# WRITTEN PROBLEM:
Transcribe all the entries word for word, skipping the pictures.

# INPUT:

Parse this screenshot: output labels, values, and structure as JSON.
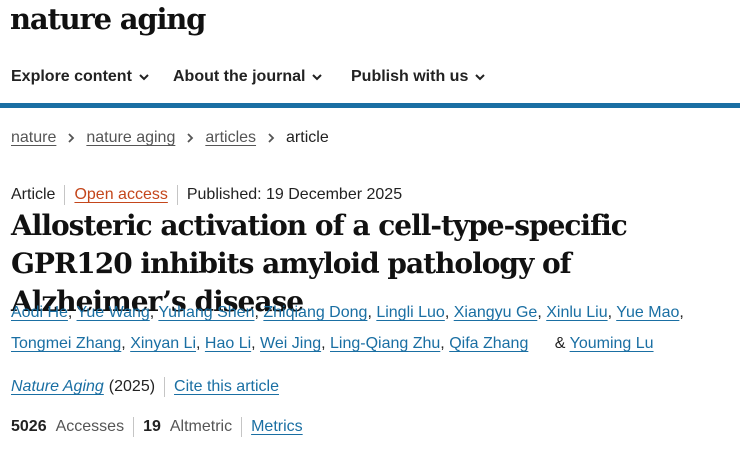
{
  "site": {
    "logo": "nature aging"
  },
  "nav": {
    "items": [
      {
        "label": "Explore content",
        "icon": "chevron-down-icon"
      },
      {
        "label": "About the journal",
        "icon": "chevron-down-icon"
      },
      {
        "label": "Publish with us",
        "icon": "chevron-down-icon"
      }
    ],
    "accent_color": "#1a6fa3"
  },
  "breadcrumb": {
    "items": [
      "nature",
      "nature aging",
      "articles"
    ],
    "current": "article",
    "separator_icon": "chevron-right-icon"
  },
  "article": {
    "type": "Article",
    "access": "Open access",
    "published": "Published: 19 December 2025",
    "title": "Allosteric activation of a cell-type-specific GPR120 inhibits amyloid pathology of Alzheimer’s disease",
    "authors": [
      "Aodi He",
      "Yue Wang",
      "Yuhang Shen",
      "Zhiqiang Dong",
      "Lingli Luo",
      "Xiangyu Ge",
      "Xinlu Liu",
      "Yue Mao",
      "Tongmei Zhang",
      "Xinyan Li",
      "Hao Li",
      "Wei Jing",
      "Ling-Qiang Zhu",
      "Qifa Zhang"
    ],
    "last_author_prefix": "&",
    "last_author": "Youming Lu",
    "journal": "Nature Aging",
    "year": "(2025)",
    "cite_label": "Cite this article",
    "accesses_count": "5026",
    "accesses_label": "Accesses",
    "altmetric_count": "19",
    "altmetric_label": "Altmetric",
    "metrics_label": "Metrics",
    "open_access_color": "#c4461b",
    "link_color": "#1a6fa3"
  }
}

# TASK SOLUTION:
Parse this screenshot: output labels, values, and structure as JSON.
{
  "site": {
    "logo": "nature aging"
  },
  "nav": {
    "items": [
      {
        "label": "Explore content",
        "icon": "chevron-down-icon"
      },
      {
        "label": "About the journal",
        "icon": "chevron-down-icon"
      },
      {
        "label": "Publish with us",
        "icon": "chevron-down-icon"
      }
    ],
    "accent_color": "#1a6fa3"
  },
  "breadcrumb": {
    "items": [
      "nature",
      "nature aging",
      "articles"
    ],
    "current": "article",
    "separator_icon": "chevron-right-icon"
  },
  "article": {
    "type": "Article",
    "access": "Open access",
    "published": "Published: 19 December 2025",
    "title": "Allosteric activation of a cell-type-specific GPR120 inhibits amyloid pathology of Alzheimer’s disease",
    "authors": [
      "Aodi He",
      "Yue Wang",
      "Yuhang Shen",
      "Zhiqiang Dong",
      "Lingli Luo",
      "Xiangyu Ge",
      "Xinlu Liu",
      "Yue Mao",
      "Tongmei Zhang",
      "Xinyan Li",
      "Hao Li",
      "Wei Jing",
      "Ling-Qiang Zhu",
      "Qifa Zhang"
    ],
    "last_author_prefix": "&",
    "last_author": "Youming Lu",
    "journal": "Nature Aging",
    "year": "(2025)",
    "cite_label": "Cite this article",
    "accesses_count": "5026",
    "accesses_label": "Accesses",
    "altmetric_count": "19",
    "altmetric_label": "Altmetric",
    "metrics_label": "Metrics",
    "open_access_color": "#c4461b",
    "link_color": "#1a6fa3"
  }
}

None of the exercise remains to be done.